> **TASK TO CARRY OUT**
Count the lines containing "name". Give the number alone.

:: GIVEN RECORDS

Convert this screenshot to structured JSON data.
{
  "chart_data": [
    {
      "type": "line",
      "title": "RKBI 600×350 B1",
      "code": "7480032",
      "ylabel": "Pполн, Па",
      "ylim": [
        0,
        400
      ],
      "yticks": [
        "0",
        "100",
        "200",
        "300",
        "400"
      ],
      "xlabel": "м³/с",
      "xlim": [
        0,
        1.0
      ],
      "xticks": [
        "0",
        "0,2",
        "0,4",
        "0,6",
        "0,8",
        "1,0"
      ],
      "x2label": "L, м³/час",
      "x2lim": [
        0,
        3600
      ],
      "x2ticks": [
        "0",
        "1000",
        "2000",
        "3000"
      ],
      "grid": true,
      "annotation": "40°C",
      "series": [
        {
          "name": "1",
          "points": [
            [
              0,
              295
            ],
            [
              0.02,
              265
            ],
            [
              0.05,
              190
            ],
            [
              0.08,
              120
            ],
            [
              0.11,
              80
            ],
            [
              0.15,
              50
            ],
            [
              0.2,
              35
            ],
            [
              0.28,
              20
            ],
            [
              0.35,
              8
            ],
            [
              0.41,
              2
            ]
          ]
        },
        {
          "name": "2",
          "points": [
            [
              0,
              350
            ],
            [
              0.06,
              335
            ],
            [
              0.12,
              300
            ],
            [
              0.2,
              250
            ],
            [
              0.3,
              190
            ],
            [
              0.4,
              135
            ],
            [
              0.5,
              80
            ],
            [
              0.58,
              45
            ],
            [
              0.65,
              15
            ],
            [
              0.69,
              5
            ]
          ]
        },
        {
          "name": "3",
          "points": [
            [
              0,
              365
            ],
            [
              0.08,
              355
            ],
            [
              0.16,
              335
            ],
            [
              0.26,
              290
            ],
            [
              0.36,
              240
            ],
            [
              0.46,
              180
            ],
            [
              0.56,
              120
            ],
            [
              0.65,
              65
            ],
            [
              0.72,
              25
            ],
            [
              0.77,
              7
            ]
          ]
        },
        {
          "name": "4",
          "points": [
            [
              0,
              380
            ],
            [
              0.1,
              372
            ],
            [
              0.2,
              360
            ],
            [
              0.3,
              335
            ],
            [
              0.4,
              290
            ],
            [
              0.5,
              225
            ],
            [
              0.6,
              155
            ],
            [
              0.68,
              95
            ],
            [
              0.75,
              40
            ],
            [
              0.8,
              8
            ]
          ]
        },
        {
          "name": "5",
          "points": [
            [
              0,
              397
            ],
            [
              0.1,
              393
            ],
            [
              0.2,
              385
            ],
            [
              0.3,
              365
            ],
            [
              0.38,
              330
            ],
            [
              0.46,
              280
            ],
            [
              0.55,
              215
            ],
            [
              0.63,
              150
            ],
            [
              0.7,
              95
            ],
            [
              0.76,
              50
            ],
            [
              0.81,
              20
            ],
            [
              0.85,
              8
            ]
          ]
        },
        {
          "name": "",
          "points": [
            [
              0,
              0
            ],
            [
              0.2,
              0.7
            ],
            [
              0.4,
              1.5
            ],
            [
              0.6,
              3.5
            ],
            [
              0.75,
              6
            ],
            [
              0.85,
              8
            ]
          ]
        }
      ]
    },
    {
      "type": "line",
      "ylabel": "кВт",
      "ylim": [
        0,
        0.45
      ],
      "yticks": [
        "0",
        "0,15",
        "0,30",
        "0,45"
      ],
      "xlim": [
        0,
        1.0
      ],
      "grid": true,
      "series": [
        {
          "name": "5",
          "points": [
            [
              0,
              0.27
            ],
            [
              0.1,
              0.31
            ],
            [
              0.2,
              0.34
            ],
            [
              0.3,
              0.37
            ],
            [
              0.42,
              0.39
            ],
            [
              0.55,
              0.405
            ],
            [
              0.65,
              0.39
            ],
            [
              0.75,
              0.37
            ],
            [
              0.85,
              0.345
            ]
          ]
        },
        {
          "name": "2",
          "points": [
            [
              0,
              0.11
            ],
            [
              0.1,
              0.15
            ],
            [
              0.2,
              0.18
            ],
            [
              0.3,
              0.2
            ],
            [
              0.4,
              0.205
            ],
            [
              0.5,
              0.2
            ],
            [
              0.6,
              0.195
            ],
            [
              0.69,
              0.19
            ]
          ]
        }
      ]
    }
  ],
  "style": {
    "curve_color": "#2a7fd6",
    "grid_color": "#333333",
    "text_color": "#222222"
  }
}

::::

> **ANSWER TO THIS TASK**
8